DATASET ENTRIES -
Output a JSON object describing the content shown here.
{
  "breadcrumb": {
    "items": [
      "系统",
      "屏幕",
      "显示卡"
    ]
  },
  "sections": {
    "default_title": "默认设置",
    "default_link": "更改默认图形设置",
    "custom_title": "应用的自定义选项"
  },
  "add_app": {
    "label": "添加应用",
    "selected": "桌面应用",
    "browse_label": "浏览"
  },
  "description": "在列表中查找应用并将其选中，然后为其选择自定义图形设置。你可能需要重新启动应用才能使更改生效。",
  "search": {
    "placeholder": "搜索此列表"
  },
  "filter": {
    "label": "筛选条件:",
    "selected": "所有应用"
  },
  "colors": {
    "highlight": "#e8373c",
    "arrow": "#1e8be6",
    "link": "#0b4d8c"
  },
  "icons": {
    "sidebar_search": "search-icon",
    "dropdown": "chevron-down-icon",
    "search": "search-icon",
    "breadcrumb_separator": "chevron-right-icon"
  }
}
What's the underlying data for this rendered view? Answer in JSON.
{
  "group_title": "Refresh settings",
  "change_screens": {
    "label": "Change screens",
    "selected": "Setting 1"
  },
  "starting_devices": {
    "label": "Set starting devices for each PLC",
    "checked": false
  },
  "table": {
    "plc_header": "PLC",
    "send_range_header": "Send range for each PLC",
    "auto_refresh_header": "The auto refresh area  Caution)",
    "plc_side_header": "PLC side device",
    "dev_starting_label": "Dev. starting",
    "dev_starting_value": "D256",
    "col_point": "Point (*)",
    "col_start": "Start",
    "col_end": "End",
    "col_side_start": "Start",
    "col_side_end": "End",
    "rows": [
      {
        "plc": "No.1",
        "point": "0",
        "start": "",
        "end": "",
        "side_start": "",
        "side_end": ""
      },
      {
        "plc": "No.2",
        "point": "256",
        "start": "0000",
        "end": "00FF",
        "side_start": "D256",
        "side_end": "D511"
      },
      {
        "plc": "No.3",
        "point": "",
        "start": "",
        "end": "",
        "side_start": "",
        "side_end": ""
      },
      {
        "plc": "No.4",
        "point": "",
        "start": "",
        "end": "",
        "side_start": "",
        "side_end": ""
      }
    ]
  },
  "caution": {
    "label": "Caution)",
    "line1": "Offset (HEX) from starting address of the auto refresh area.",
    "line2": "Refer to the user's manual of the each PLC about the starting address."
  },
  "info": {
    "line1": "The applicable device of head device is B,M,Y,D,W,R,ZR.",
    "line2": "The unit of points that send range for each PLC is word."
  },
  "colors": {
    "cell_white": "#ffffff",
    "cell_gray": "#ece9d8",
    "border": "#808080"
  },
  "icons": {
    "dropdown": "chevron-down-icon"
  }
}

TASK DETAILS -
Each line of the material must be restated exactly.

SOLUTION TO THIS TASK -
Output a JSON object describing the content shown here.
{
  "breadcrumb": {
    "items": [
      "系统",
      "屏幕",
      "显示卡"
    ]
  },
  "sections": {
    "default_title": "默认设置",
    "default_link": "更改默认图形设置",
    "custom_title": "应用的自定义选项"
  },
  "add_app": {
    "label": "添加应用",
    "selected": "桌面应用",
    "browse_label": "浏览"
  },
  "description": "在列表中查找应用并将其选中，然后为其选择自定义图形设置。你可能需要重新启动应用才能使更改生效。",
  "search": {
    "placeholder": "搜索此列表"
  },
  "filter": {
    "label": "筛选条件:",
    "selected": "所有应用"
  },
  "colors": {
    "highlight": "#e8373c",
    "arrow": "#1e8be6",
    "link": "#0b4d8c"
  },
  "icons": {
    "sidebar_search": "search-icon",
    "dropdown": "chevron-down-icon",
    "search": "search-icon",
    "breadcrumb_separator": "chevron-right-icon"
  }
}
What's the underlying data for this rendered view? Answer in JSON.
{
  "group_title": "Refresh settings",
  "change_screens": {
    "label": "Change screens",
    "selected": "Setting 1"
  },
  "starting_devices": {
    "label": "Set starting devices for each PLC",
    "checked": false
  },
  "table": {
    "plc_header": "PLC",
    "send_range_header": "Send range for each PLC",
    "auto_refresh_header": "The auto refresh area  Caution)",
    "plc_side_header": "PLC side device",
    "dev_starting_label": "Dev. starting",
    "dev_starting_value": "D256",
    "col_point": "Point (*)",
    "col_start": "Start",
    "col_end": "End",
    "col_side_start": "Start",
    "col_side_end": "End",
    "rows": [
      {
        "plc": "No.1",
        "point": "0",
        "start": "",
        "end": "",
        "side_start": "",
        "side_end": ""
      },
      {
        "plc": "No.2",
        "point": "256",
        "start": "0000",
        "end": "00FF",
        "side_start": "D256",
        "side_end": "D511"
      },
      {
        "plc": "No.3",
        "point": "",
        "start": "",
        "end": "",
        "side_start": "",
        "side_end": ""
      },
      {
        "plc": "No.4",
        "point": "",
        "start": "",
        "end": "",
        "side_start": "",
        "side_end": ""
      }
    ]
  },
  "caution": {
    "label": "Caution)",
    "line1": "Offset (HEX) from starting address of the auto refresh area.",
    "line2": "Refer to the user's manual of the each PLC about the starting address."
  },
  "info": {
    "line1": "The applicable device of head device is B,M,Y,D,W,R,ZR.",
    "line2": "The unit of points that send range for each PLC is word."
  },
  "colors": {
    "cell_white": "#ffffff",
    "cell_gray": "#ece9d8",
    "border": "#808080"
  },
  "icons": {
    "dropdown": "chevron-down-icon"
  }
}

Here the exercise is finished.